**Required work**: Pull out every line below that contains the word "cargas".
** Begin Listed records **
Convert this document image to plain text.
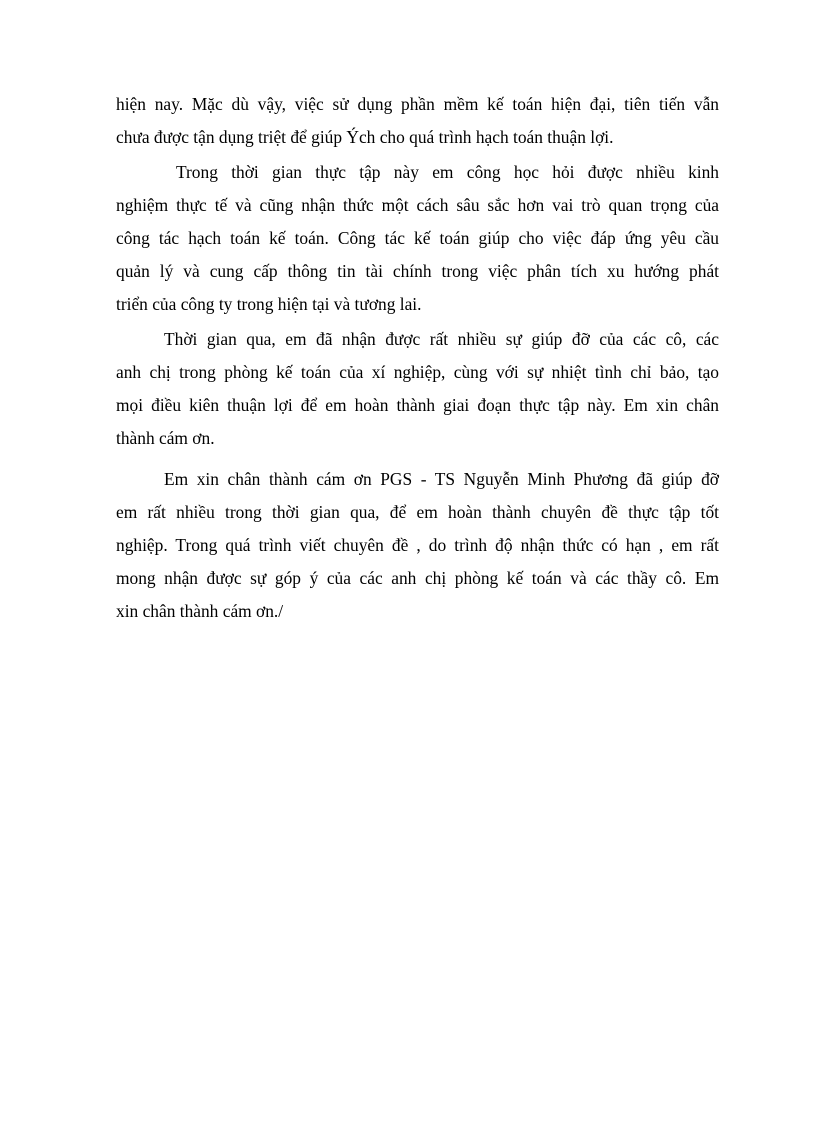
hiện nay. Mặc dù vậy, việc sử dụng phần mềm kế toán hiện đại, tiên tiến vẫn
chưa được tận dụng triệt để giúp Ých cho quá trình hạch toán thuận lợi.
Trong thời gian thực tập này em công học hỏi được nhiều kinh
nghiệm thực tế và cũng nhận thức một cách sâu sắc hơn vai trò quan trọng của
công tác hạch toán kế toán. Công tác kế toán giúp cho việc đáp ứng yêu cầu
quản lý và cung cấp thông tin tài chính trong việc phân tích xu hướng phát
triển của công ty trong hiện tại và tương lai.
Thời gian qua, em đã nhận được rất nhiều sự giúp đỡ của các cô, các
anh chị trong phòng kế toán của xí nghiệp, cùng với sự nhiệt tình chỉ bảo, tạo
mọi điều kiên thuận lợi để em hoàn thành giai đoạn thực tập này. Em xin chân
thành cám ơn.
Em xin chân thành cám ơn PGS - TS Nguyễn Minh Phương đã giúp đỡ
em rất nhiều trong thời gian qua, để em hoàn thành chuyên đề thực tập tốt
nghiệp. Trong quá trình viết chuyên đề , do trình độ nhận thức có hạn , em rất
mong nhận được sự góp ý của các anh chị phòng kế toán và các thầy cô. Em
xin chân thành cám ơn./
** End Listed records **
** Begin Listed records **
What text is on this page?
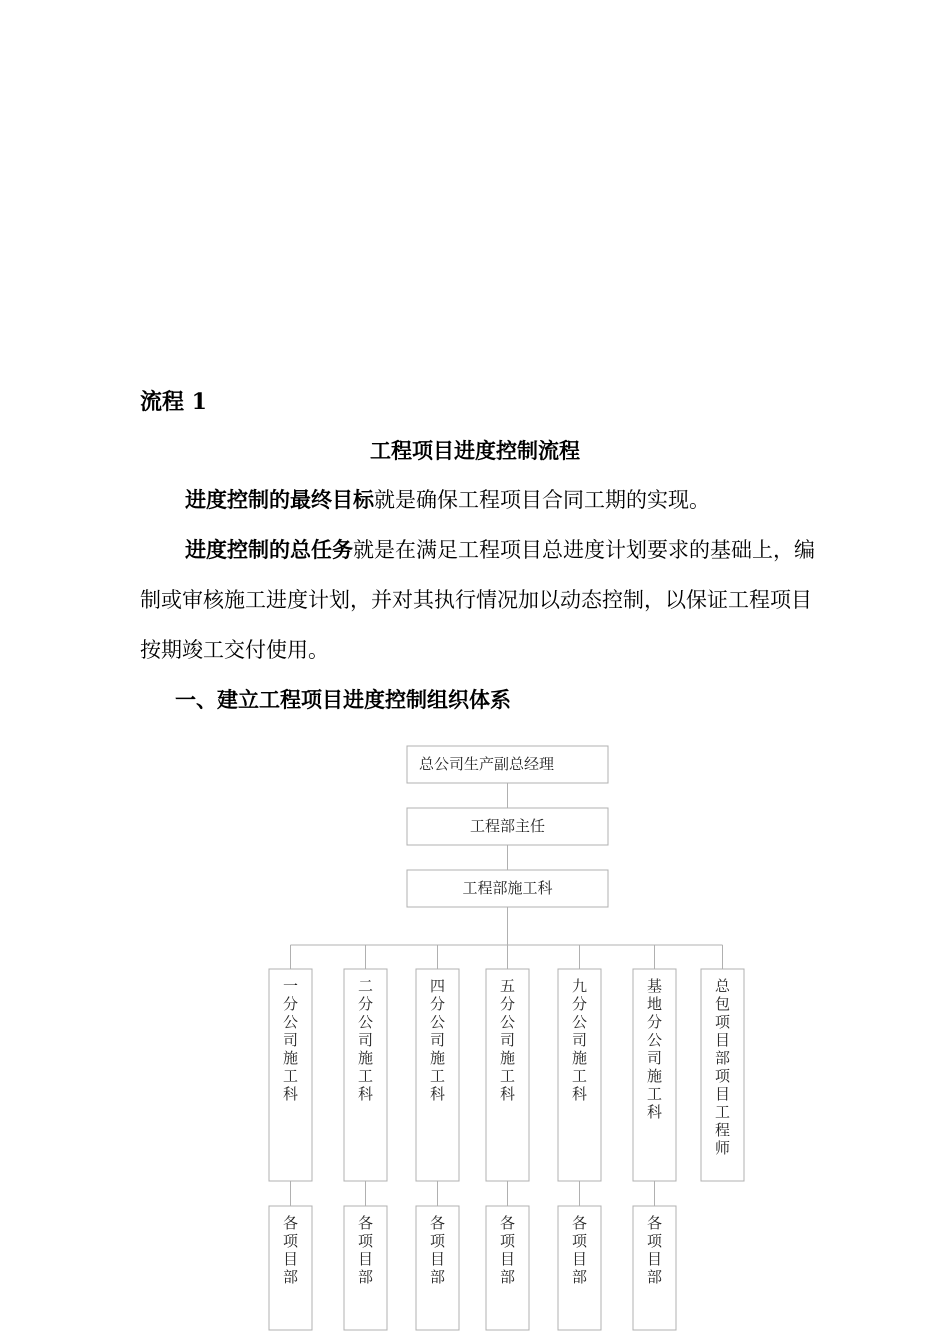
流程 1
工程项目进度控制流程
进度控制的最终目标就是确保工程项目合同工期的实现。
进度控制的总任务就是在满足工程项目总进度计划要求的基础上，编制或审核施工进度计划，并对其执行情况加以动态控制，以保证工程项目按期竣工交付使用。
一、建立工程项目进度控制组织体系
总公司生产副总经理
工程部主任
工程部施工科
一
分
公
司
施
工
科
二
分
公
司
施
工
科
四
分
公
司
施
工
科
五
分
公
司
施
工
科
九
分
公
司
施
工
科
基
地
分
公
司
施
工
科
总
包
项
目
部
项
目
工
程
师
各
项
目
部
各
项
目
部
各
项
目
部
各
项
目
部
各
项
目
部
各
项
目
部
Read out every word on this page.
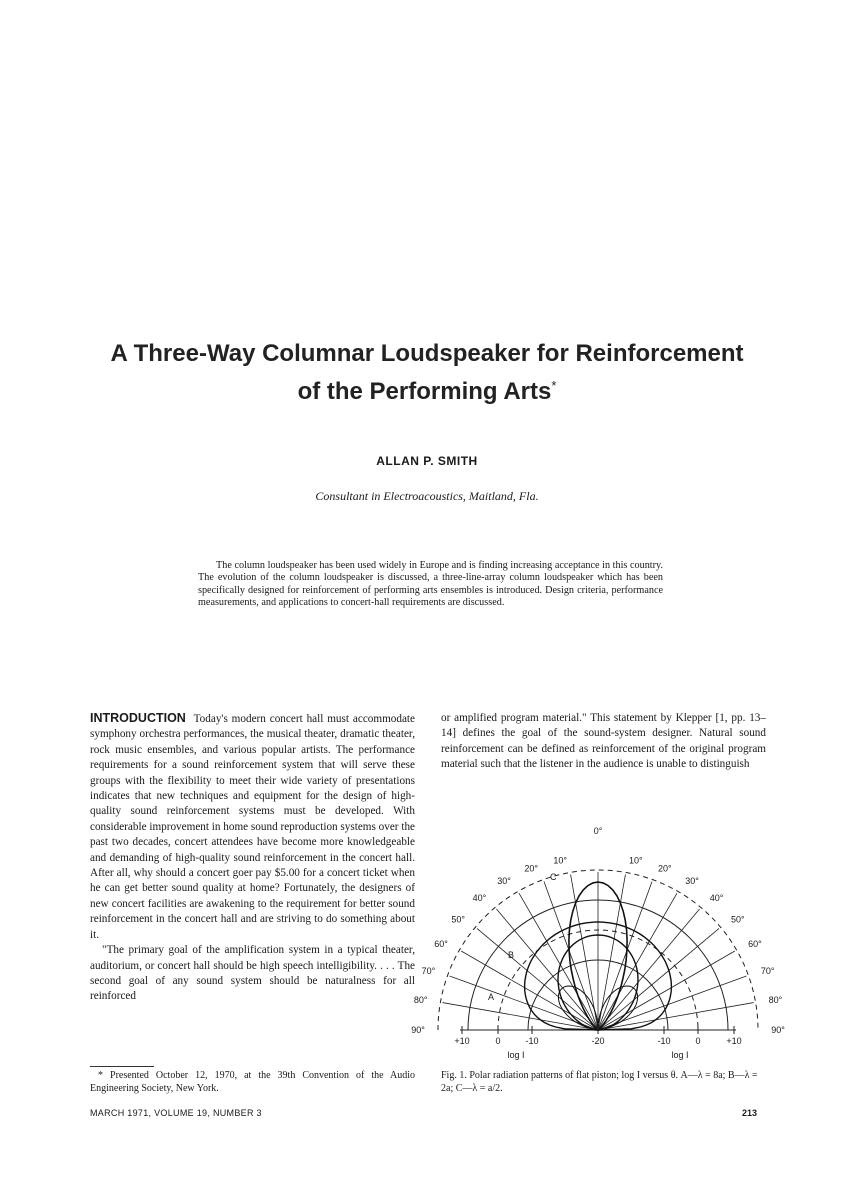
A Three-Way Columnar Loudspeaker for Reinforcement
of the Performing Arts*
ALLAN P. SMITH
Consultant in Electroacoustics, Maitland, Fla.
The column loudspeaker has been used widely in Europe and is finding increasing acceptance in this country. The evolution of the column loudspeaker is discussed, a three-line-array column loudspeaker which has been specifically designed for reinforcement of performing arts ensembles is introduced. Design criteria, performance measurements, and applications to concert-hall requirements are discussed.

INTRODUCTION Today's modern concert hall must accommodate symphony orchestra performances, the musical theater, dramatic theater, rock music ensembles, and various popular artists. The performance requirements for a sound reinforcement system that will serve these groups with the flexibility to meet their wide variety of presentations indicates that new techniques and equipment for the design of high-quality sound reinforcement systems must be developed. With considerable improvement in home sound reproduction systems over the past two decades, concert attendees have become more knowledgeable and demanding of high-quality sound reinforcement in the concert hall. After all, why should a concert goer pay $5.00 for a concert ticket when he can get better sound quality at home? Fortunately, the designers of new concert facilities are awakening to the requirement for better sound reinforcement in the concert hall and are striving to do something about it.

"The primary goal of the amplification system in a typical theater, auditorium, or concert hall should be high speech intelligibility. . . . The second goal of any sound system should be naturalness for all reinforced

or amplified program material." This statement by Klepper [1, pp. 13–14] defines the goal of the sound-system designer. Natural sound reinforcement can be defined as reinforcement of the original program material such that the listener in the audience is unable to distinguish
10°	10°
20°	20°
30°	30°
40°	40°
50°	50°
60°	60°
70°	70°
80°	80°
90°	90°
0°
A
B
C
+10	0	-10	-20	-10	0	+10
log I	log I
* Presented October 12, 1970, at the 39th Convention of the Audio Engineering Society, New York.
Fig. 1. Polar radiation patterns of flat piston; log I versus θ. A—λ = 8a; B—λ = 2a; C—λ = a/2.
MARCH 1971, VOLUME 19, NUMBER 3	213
** End Listed records **
** Begin Listed records **
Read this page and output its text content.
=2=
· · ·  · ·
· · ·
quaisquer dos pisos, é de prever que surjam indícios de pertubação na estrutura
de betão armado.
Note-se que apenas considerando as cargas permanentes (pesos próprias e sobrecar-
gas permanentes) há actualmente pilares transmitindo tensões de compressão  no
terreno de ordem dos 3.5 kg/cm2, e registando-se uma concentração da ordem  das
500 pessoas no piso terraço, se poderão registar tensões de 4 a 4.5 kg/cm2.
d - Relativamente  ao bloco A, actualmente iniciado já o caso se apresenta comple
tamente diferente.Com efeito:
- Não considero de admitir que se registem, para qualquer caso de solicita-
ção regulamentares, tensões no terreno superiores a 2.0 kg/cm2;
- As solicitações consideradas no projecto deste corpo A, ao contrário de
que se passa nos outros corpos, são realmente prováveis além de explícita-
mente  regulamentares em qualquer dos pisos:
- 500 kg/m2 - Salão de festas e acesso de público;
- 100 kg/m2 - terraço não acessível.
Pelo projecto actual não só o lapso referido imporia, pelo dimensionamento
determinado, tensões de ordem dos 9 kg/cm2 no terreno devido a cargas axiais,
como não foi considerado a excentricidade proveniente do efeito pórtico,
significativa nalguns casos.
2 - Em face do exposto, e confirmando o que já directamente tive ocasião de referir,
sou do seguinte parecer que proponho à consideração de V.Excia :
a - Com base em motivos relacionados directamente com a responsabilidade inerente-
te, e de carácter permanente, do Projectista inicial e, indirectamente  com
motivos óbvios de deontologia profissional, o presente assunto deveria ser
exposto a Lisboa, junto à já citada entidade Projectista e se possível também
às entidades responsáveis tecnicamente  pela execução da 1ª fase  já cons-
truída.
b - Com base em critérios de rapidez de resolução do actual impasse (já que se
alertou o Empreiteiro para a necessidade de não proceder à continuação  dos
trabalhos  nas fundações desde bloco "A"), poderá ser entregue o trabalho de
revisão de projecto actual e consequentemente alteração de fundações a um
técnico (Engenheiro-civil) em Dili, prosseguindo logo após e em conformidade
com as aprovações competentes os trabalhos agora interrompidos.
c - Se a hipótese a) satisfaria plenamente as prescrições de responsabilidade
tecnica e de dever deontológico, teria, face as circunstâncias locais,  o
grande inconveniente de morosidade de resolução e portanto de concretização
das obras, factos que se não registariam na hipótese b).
** End Listed records **
**Answer for this exercise**:
Note-se que apenas considerando as cargas permanentes (pesos próprias e sobrecar-
determinado, tensões de ordem dos 9 kg/cm2 no terreno devido a cargas axiais,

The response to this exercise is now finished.